**Supplied records:**
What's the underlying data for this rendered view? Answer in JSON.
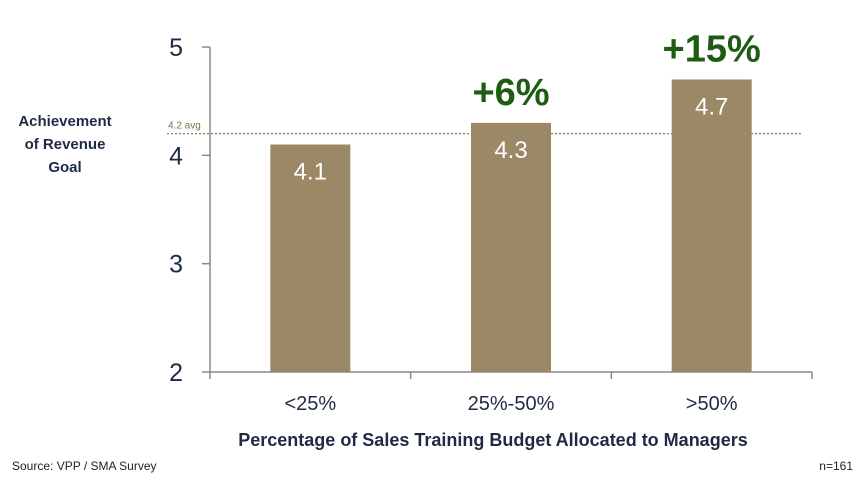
{
  "chart_data": {
    "type": "bar",
    "categories": [
      "<25%",
      "25%-50%",
      ">50%"
    ],
    "values": [
      4.1,
      4.3,
      4.7
    ],
    "value_labels": [
      "4.1",
      "4.3",
      "4.7"
    ],
    "increase_labels": [
      "",
      "+6%",
      "+15%"
    ],
    "xlabel": "Percentage of Sales Training Budget Allocated to Managers",
    "ylabel_lines": [
      "Achievement",
      "of Revenue",
      "Goal"
    ],
    "ylim": [
      2,
      5
    ],
    "yticks": [
      2,
      3,
      4,
      5
    ],
    "reference_line": {
      "value": 4.2,
      "label": "4.2 avg"
    },
    "grid": false,
    "colors": {
      "bar": "#9a8866",
      "increase": "#1e5c14",
      "axis": "#888888",
      "reference": "#7a7348",
      "value_text": "#ffffff"
    }
  },
  "footer": {
    "source": "Source: VPP / SMA Survey",
    "sample": "n=161"
  }
}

**Task goal:** Retype the whole listing exactly and leave the pictures out.

**Reply:**
What's the underlying data for this rendered view? Answer in JSON.
{
  "chart_data": {
    "type": "bar",
    "categories": [
      "<25%",
      "25%-50%",
      ">50%"
    ],
    "values": [
      4.1,
      4.3,
      4.7
    ],
    "value_labels": [
      "4.1",
      "4.3",
      "4.7"
    ],
    "increase_labels": [
      "",
      "+6%",
      "+15%"
    ],
    "xlabel": "Percentage of Sales Training Budget Allocated to Managers",
    "ylabel_lines": [
      "Achievement",
      "of Revenue",
      "Goal"
    ],
    "ylim": [
      2,
      5
    ],
    "yticks": [
      2,
      3,
      4,
      5
    ],
    "reference_line": {
      "value": 4.2,
      "label": "4.2 avg"
    },
    "grid": false,
    "colors": {
      "bar": "#9a8866",
      "increase": "#1e5c14",
      "axis": "#888888",
      "reference": "#7a7348",
      "value_text": "#ffffff"
    }
  },
  "footer": {
    "source": "Source: VPP / SMA Survey",
    "sample": "n=161"
  }
}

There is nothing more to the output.